§ Directions for this task: Copy all lines below exactly as written. Leave pictures out.

§ Excerpted records:

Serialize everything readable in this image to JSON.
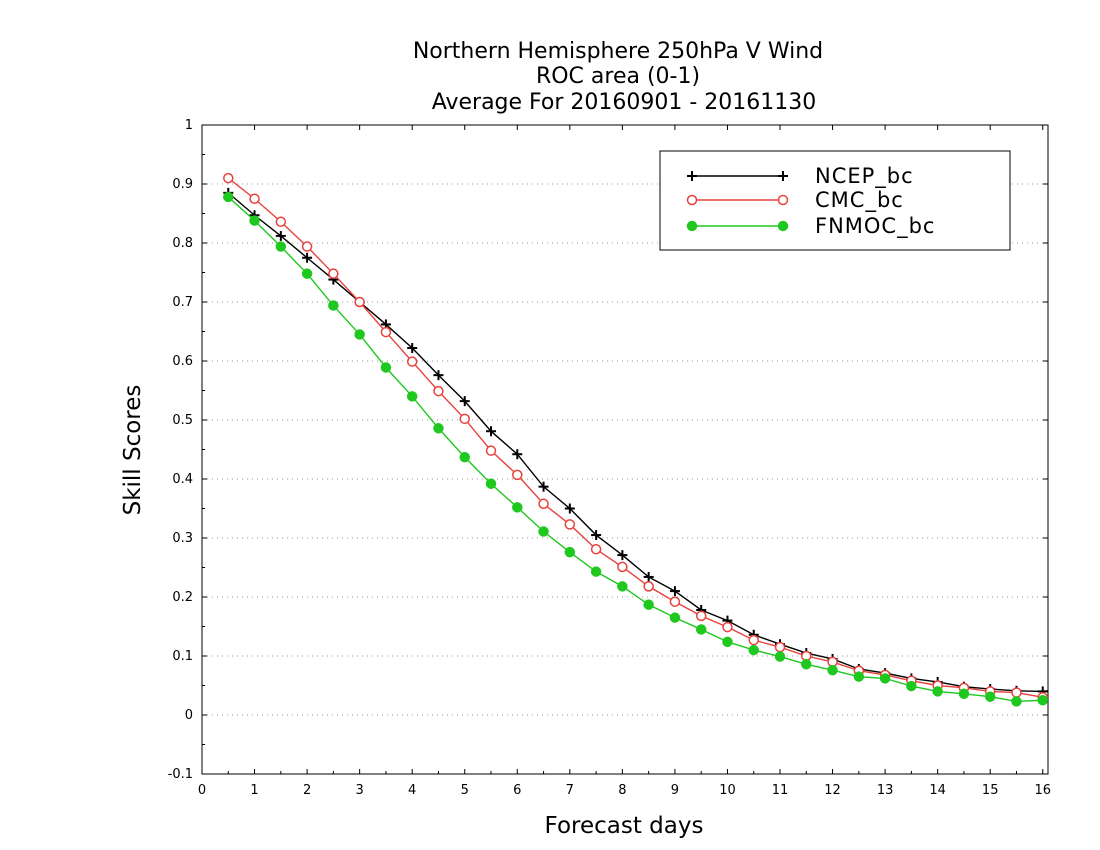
{
  "chart_data": {
    "type": "line",
    "title": [
      "Northern Hemisphere 250hPa V Wind",
      "ROC area (0-1)",
      "Average For 20160901 - 20161130"
    ],
    "xlabel": "Forecast days",
    "ylabel": "Skill Scores",
    "xlim": [
      0,
      16.1
    ],
    "ylim": [
      -0.1,
      1
    ],
    "xticks": [
      0,
      1,
      2,
      3,
      4,
      5,
      6,
      7,
      8,
      9,
      10,
      11,
      12,
      13,
      14,
      15,
      16
    ],
    "yticks": [
      -0.1,
      0,
      0.1,
      0.2,
      0.3,
      0.4,
      0.5,
      0.6,
      0.7,
      0.8,
      0.9,
      1
    ],
    "ytick_labels": [
      "-0.1",
      "0",
      "0.1",
      "0.2",
      "0.3",
      "0.4",
      "0.5",
      "0.6",
      "0.7",
      "0.8",
      "0.9",
      "1"
    ],
    "grid": "horizontal dotted",
    "legend_position": "top-right",
    "x": [
      0.5,
      1,
      1.5,
      2,
      2.5,
      3,
      3.5,
      4,
      4.5,
      5,
      5.5,
      6,
      6.5,
      7,
      7.5,
      8,
      8.5,
      9,
      9.5,
      10,
      10.5,
      11,
      11.5,
      12,
      12.5,
      13,
      13.5,
      14,
      14.5,
      15,
      15.5,
      16
    ],
    "series": [
      {
        "name": "NCEP_bc",
        "color": "#000000",
        "marker": "plus",
        "values": [
          0.885,
          0.847,
          0.812,
          0.775,
          0.738,
          0.7,
          0.662,
          0.622,
          0.576,
          0.532,
          0.481,
          0.442,
          0.387,
          0.35,
          0.305,
          0.271,
          0.234,
          0.21,
          0.178,
          0.16,
          0.136,
          0.12,
          0.105,
          0.095,
          0.078,
          0.071,
          0.062,
          0.056,
          0.048,
          0.044,
          0.041,
          0.04
        ]
      },
      {
        "name": "CMC_bc",
        "color": "#e8413c",
        "marker": "open-circle",
        "values": [
          0.91,
          0.875,
          0.836,
          0.794,
          0.748,
          0.7,
          0.649,
          0.599,
          0.549,
          0.502,
          0.448,
          0.407,
          0.358,
          0.323,
          0.281,
          0.251,
          0.218,
          0.192,
          0.168,
          0.149,
          0.127,
          0.115,
          0.1,
          0.09,
          0.075,
          0.068,
          0.058,
          0.05,
          0.046,
          0.04,
          0.038,
          0.03
        ]
      },
      {
        "name": "FNMOC_bc",
        "color": "#1ec81e",
        "marker": "filled-circle",
        "values": [
          0.878,
          0.838,
          0.794,
          0.748,
          0.694,
          0.645,
          0.589,
          0.54,
          0.486,
          0.437,
          0.392,
          0.352,
          0.311,
          0.276,
          0.243,
          0.218,
          0.187,
          0.165,
          0.145,
          0.124,
          0.11,
          0.099,
          0.086,
          0.076,
          0.065,
          0.062,
          0.049,
          0.04,
          0.036,
          0.031,
          0.023,
          0.025
        ]
      }
    ]
  }
}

§ Output below:
Serialize everything readable in this image to JSON.
{
  "chart_data": {
    "type": "line",
    "title": [
      "Northern Hemisphere 250hPa V Wind",
      "ROC area (0-1)",
      "Average For 20160901 - 20161130"
    ],
    "xlabel": "Forecast days",
    "ylabel": "Skill Scores",
    "xlim": [
      0,
      16.1
    ],
    "ylim": [
      -0.1,
      1
    ],
    "xticks": [
      0,
      1,
      2,
      3,
      4,
      5,
      6,
      7,
      8,
      9,
      10,
      11,
      12,
      13,
      14,
      15,
      16
    ],
    "yticks": [
      -0.1,
      0,
      0.1,
      0.2,
      0.3,
      0.4,
      0.5,
      0.6,
      0.7,
      0.8,
      0.9,
      1
    ],
    "ytick_labels": [
      "-0.1",
      "0",
      "0.1",
      "0.2",
      "0.3",
      "0.4",
      "0.5",
      "0.6",
      "0.7",
      "0.8",
      "0.9",
      "1"
    ],
    "grid": "horizontal dotted",
    "legend_position": "top-right",
    "x": [
      0.5,
      1,
      1.5,
      2,
      2.5,
      3,
      3.5,
      4,
      4.5,
      5,
      5.5,
      6,
      6.5,
      7,
      7.5,
      8,
      8.5,
      9,
      9.5,
      10,
      10.5,
      11,
      11.5,
      12,
      12.5,
      13,
      13.5,
      14,
      14.5,
      15,
      15.5,
      16
    ],
    "series": [
      {
        "name": "NCEP_bc",
        "color": "#000000",
        "marker": "plus",
        "values": [
          0.885,
          0.847,
          0.812,
          0.775,
          0.738,
          0.7,
          0.662,
          0.622,
          0.576,
          0.532,
          0.481,
          0.442,
          0.387,
          0.35,
          0.305,
          0.271,
          0.234,
          0.21,
          0.178,
          0.16,
          0.136,
          0.12,
          0.105,
          0.095,
          0.078,
          0.071,
          0.062,
          0.056,
          0.048,
          0.044,
          0.041,
          0.04
        ]
      },
      {
        "name": "CMC_bc",
        "color": "#e8413c",
        "marker": "open-circle",
        "values": [
          0.91,
          0.875,
          0.836,
          0.794,
          0.748,
          0.7,
          0.649,
          0.599,
          0.549,
          0.502,
          0.448,
          0.407,
          0.358,
          0.323,
          0.281,
          0.251,
          0.218,
          0.192,
          0.168,
          0.149,
          0.127,
          0.115,
          0.1,
          0.09,
          0.075,
          0.068,
          0.058,
          0.05,
          0.046,
          0.04,
          0.038,
          0.03
        ]
      },
      {
        "name": "FNMOC_bc",
        "color": "#1ec81e",
        "marker": "filled-circle",
        "values": [
          0.878,
          0.838,
          0.794,
          0.748,
          0.694,
          0.645,
          0.589,
          0.54,
          0.486,
          0.437,
          0.392,
          0.352,
          0.311,
          0.276,
          0.243,
          0.218,
          0.187,
          0.165,
          0.145,
          0.124,
          0.11,
          0.099,
          0.086,
          0.076,
          0.065,
          0.062,
          0.049,
          0.04,
          0.036,
          0.031,
          0.023,
          0.025
        ]
      }
    ]
  }
}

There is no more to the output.